[start]
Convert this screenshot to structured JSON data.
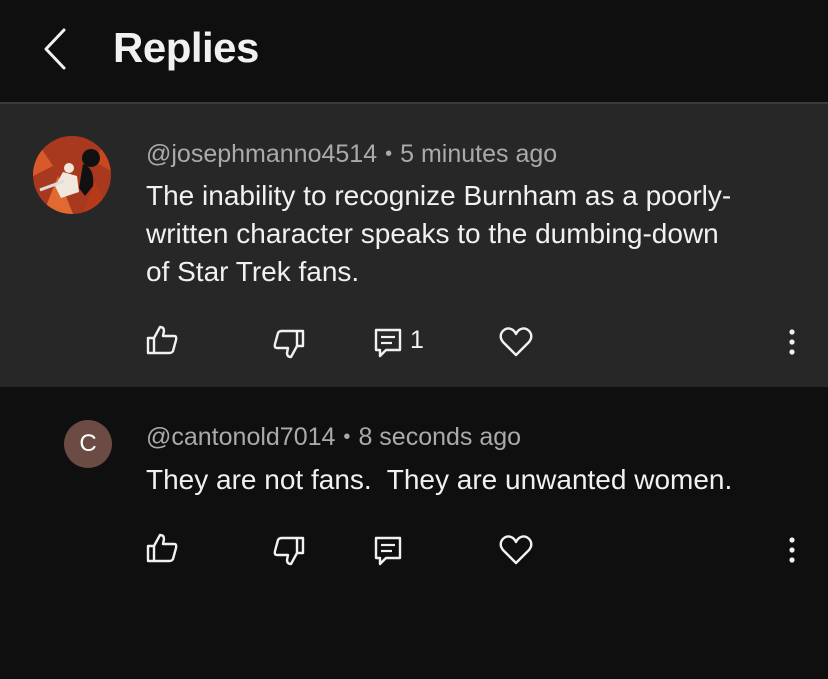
{
  "header": {
    "title": "Replies",
    "back_icon": "chevron-left-icon"
  },
  "main_comment": {
    "author": "@josephmanno4514",
    "separator": "•",
    "time": "5 minutes ago",
    "text": "The inability to recognize Burnham as a poorly-written character speaks to the dumbing-down of Star Trek fans.",
    "text_lines": [
      "The inability to recognize Burnham as a poorly-",
      "written character speaks to the dumbing-down",
      "of Star Trek fans."
    ],
    "reply_count": "1",
    "actions": [
      "like-icon",
      "dislike-icon",
      "reply-icon",
      "heart-icon",
      "more-icon"
    ]
  },
  "reply_comment": {
    "avatar_letter": "C",
    "avatar_color": "#6b4b43",
    "author": "@cantonold7014",
    "separator": "•",
    "time": "8 seconds ago",
    "text": "They are not fans.  They are unwanted women.",
    "actions": [
      "like-icon",
      "dislike-icon",
      "reply-icon",
      "heart-icon",
      "more-icon"
    ]
  },
  "colors": {
    "background": "#0f0f0f",
    "highlight": "#272727",
    "text_primary": "#f1f1f1",
    "text_secondary": "#aaaaaa"
  }
}
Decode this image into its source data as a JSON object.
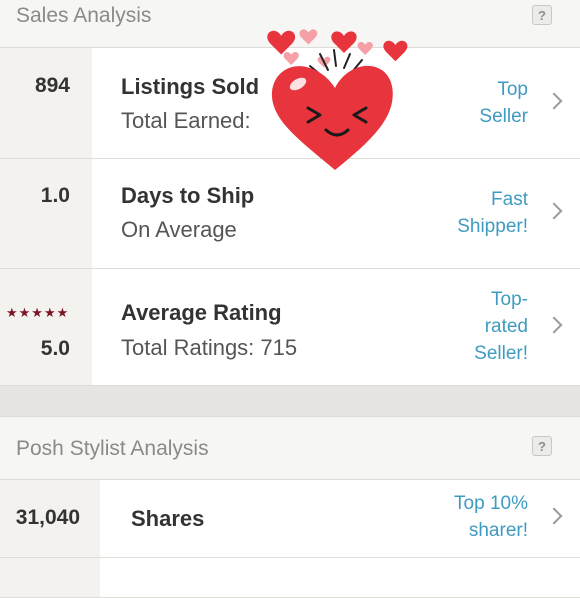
{
  "sales": {
    "title": "Sales Analysis",
    "help": "?",
    "rows": [
      {
        "stat": "894",
        "title": "Listings Sold",
        "sub": "Total Earned: ",
        "badge1": "Top",
        "badge2": "Seller"
      },
      {
        "stat": "1.0",
        "title": "Days to Ship",
        "sub": "On Average",
        "badge1": "Fast",
        "badge2": "Shipper!"
      },
      {
        "stat": "5.0",
        "title": "Average Rating",
        "sub": "Total Ratings: 715",
        "badge1": "Top-",
        "badge2": "rated",
        "badge3": "Seller!",
        "stars": "★★★★★"
      }
    ]
  },
  "stylist": {
    "title": "Posh Stylist Analysis",
    "help": "?",
    "rows": [
      {
        "stat": "31,040",
        "title": "Shares",
        "badge1": "Top 10%",
        "badge2": "sharer!"
      }
    ]
  },
  "sticker": {
    "name": "happy heart with hearts",
    "color": "#e8343c"
  }
}
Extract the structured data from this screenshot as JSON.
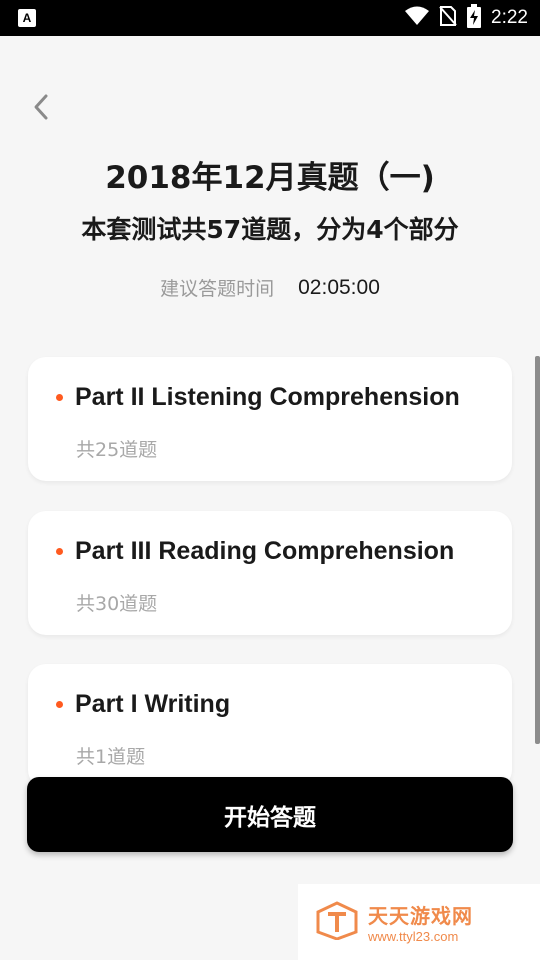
{
  "status_bar": {
    "notification_icon": "A",
    "time": "2:22",
    "icons": [
      "wifi-icon",
      "no-sim-icon",
      "battery-charging-icon"
    ]
  },
  "header": {
    "back_icon": "chevron-left-icon",
    "title": "2018年12月真题（一)",
    "subtitle": "本套测试共57道题，分为4个部分",
    "time_label": "建议答题时间",
    "time_value": "02:05:00"
  },
  "parts": [
    {
      "title": "Part II Listening Comprehension",
      "count": "共25道题"
    },
    {
      "title": "Part III Reading Comprehension",
      "count": "共30道题"
    },
    {
      "title": "Part I Writing",
      "count": "共1道题"
    }
  ],
  "start_button": {
    "label": "开始答题"
  },
  "watermark": {
    "name": "天天游戏网",
    "url": "www.ttyl23.com"
  },
  "colors": {
    "accent": "#ff5a1f",
    "button": "#000000",
    "background": "#f6f6f6",
    "watermark": "#f08a4b"
  }
}
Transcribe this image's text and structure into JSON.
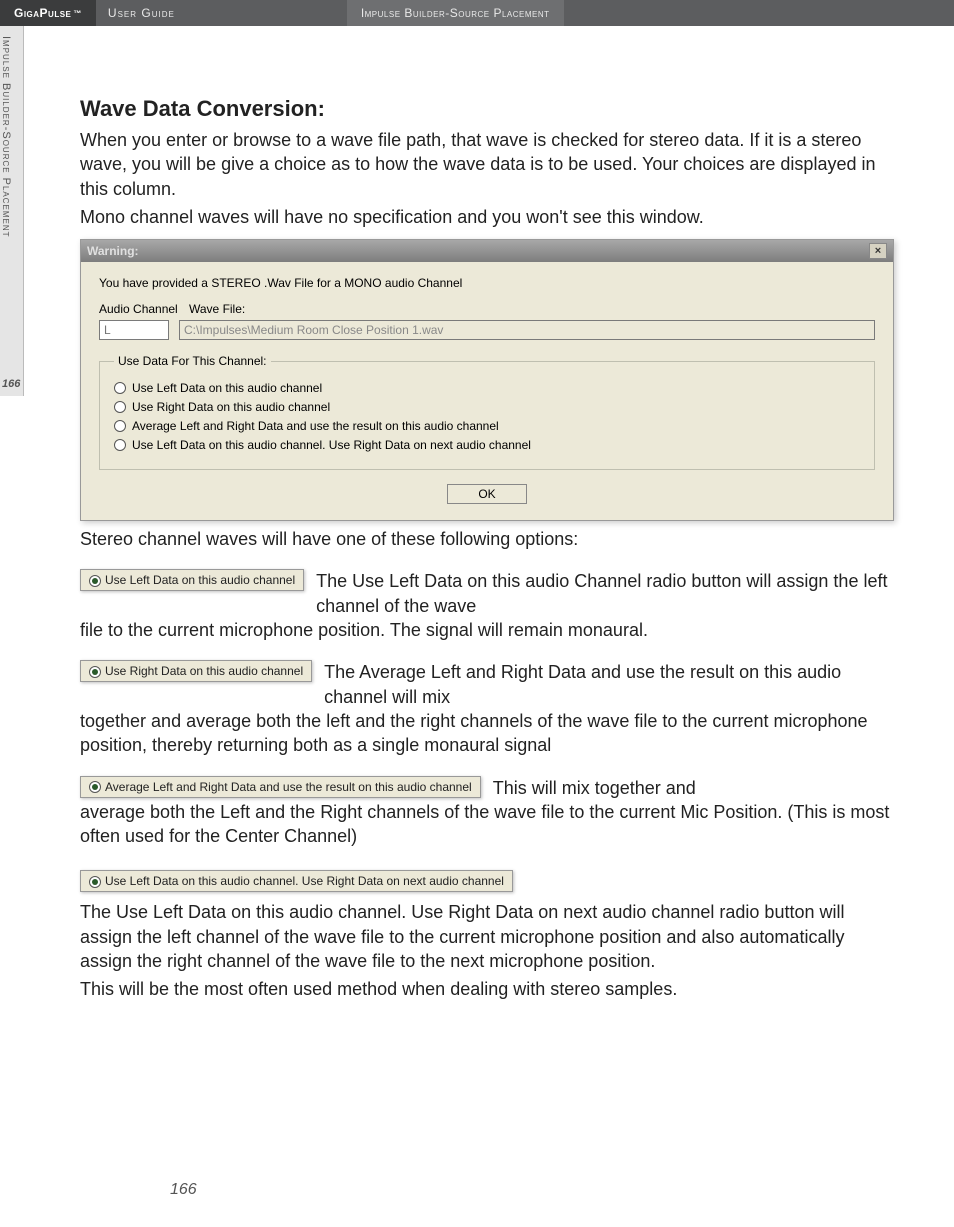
{
  "topbar": {
    "brand": "GigaPulse",
    "tm": "™",
    "subtitle": "User Guide",
    "section": "Impulse Builder-Source Placement"
  },
  "side": {
    "label": "Impulse Builder-Source Placement",
    "page": "166"
  },
  "heading": "Wave Data Conversion:",
  "intro1": "When you enter or browse to a wave file path, that wave is checked for stereo data. If it is a stereo wave, you will be give a choice as to how the wave data is to be used.  Your choices are displayed in this column.",
  "intro2": "Mono channel waves will have no specification and you won't see this window.",
  "dialog": {
    "title": "Warning:",
    "close": "×",
    "message": "You have provided a STEREO .Wav File for a MONO audio Channel",
    "audio_channel_label": "Audio Channel",
    "wave_file_label": "Wave File:",
    "audio_channel_value": "L",
    "wave_file_value": "C:\\Impulses\\Medium Room Close Position 1.wav",
    "group_label": "Use Data For This Channel:",
    "opt1": "Use Left Data on this audio channel",
    "opt2": "Use Right Data on this audio channel",
    "opt3": "Average Left and Right Data and use the result on this audio channel",
    "opt4": "Use Left Data on this audio channel. Use Right Data on next audio channel",
    "ok": "OK"
  },
  "after_dialog": "Stereo channel waves will have one of these following options:",
  "w1": {
    "label": "Use Left Data on this audio channel",
    "text_a": "The Use Left Data on this audio Channel radio button will assign the left channel of the wave",
    "text_b": "file to the current microphone position.  The signal will remain monaural."
  },
  "w2": {
    "label": "Use Right Data on this audio channel",
    "text_a": "The Average Left and Right Data and use the result on this audio channel will mix",
    "text_b": "together and average both the left and the right channels of the wave file to the current microphone position, thereby returning both as a single monaural signal"
  },
  "w3": {
    "label": "Average Left and Right Data and use the result on this audio channel",
    "text_a": "This will mix together and",
    "text_b": "average both the Left and the Right channels of the wave file to the current Mic Position.  (This is most often used for the Center Channel)"
  },
  "w4": {
    "label": "Use Left Data on this audio channel. Use Right Data on next audio channel",
    "text_a": "The Use Left Data on this audio channel. Use Right Data on next audio channel radio button will assign the left channel of the wave file to the current microphone position and also automatically assign the right channel of the wave file to the next microphone position.",
    "text_b": "This will be the most often used method when dealing with stereo samples."
  },
  "footer_page": "166"
}
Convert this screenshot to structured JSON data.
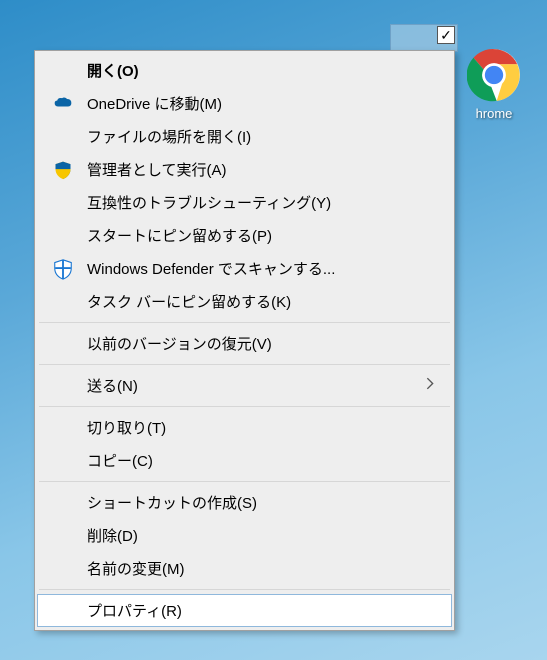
{
  "desktop": {
    "chrome_label": "hrome",
    "selected_checked": "✓"
  },
  "menu": {
    "open": "開く(O)",
    "onedrive_move": "OneDrive に移動(M)",
    "open_file_location": "ファイルの場所を開く(I)",
    "run_as_admin": "管理者として実行(A)",
    "troubleshoot_compat": "互換性のトラブルシューティング(Y)",
    "pin_to_start": "スタートにピン留めする(P)",
    "defender_scan": "Windows Defender でスキャンする...",
    "pin_to_taskbar": "タスク バーにピン留めする(K)",
    "restore_previous": "以前のバージョンの復元(V)",
    "send_to": "送る(N)",
    "cut": "切り取り(T)",
    "copy": "コピー(C)",
    "create_shortcut": "ショートカットの作成(S)",
    "delete": "削除(D)",
    "rename": "名前の変更(M)",
    "properties": "プロパティ(R)"
  }
}
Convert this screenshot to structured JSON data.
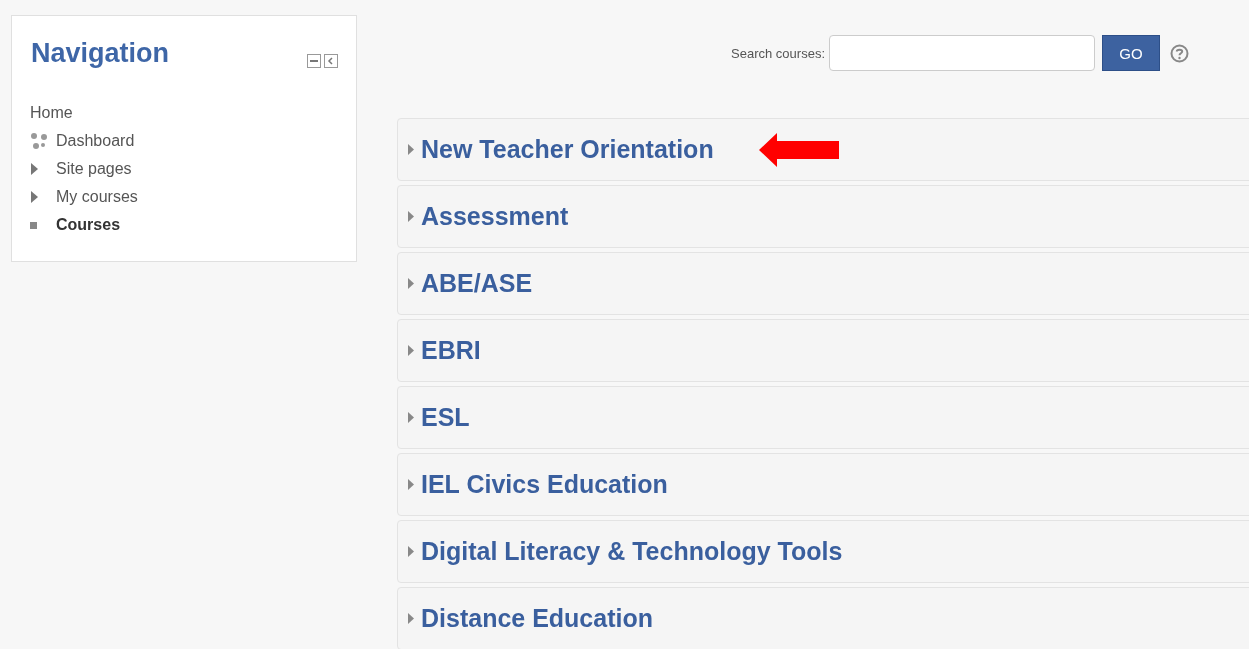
{
  "navigation": {
    "title": "Navigation",
    "items": [
      {
        "label": "Home",
        "kind": "plain",
        "current": false
      },
      {
        "label": "Dashboard",
        "kind": "dashboard",
        "current": false
      },
      {
        "label": "Site pages",
        "kind": "branch",
        "current": false
      },
      {
        "label": "My courses",
        "kind": "branch",
        "current": false
      },
      {
        "label": "Courses",
        "kind": "leaf",
        "current": true
      }
    ]
  },
  "search": {
    "label": "Search courses:",
    "button": "GO"
  },
  "categories": [
    {
      "name": "New Teacher Orientation",
      "pointed": true
    },
    {
      "name": "Assessment",
      "pointed": false
    },
    {
      "name": "ABE/ASE",
      "pointed": false
    },
    {
      "name": "EBRI",
      "pointed": false
    },
    {
      "name": "ESL",
      "pointed": false
    },
    {
      "name": "IEL Civics Education",
      "pointed": false
    },
    {
      "name": "Digital Literacy & Technology Tools",
      "pointed": false
    },
    {
      "name": "Distance Education",
      "pointed": false
    }
  ]
}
[end]
WRITTEN EXERCISE: Copy out each line of the data where the string "fans" appears.

OUTPUT OF THE TASK:
    "text": "The inability to recognize Burnham as a poorly-written character speaks to the dumbing-down of Star Trek fans.",
      "of Star Trek fans."
    "text": "They are not fans.  They are unwanted women.",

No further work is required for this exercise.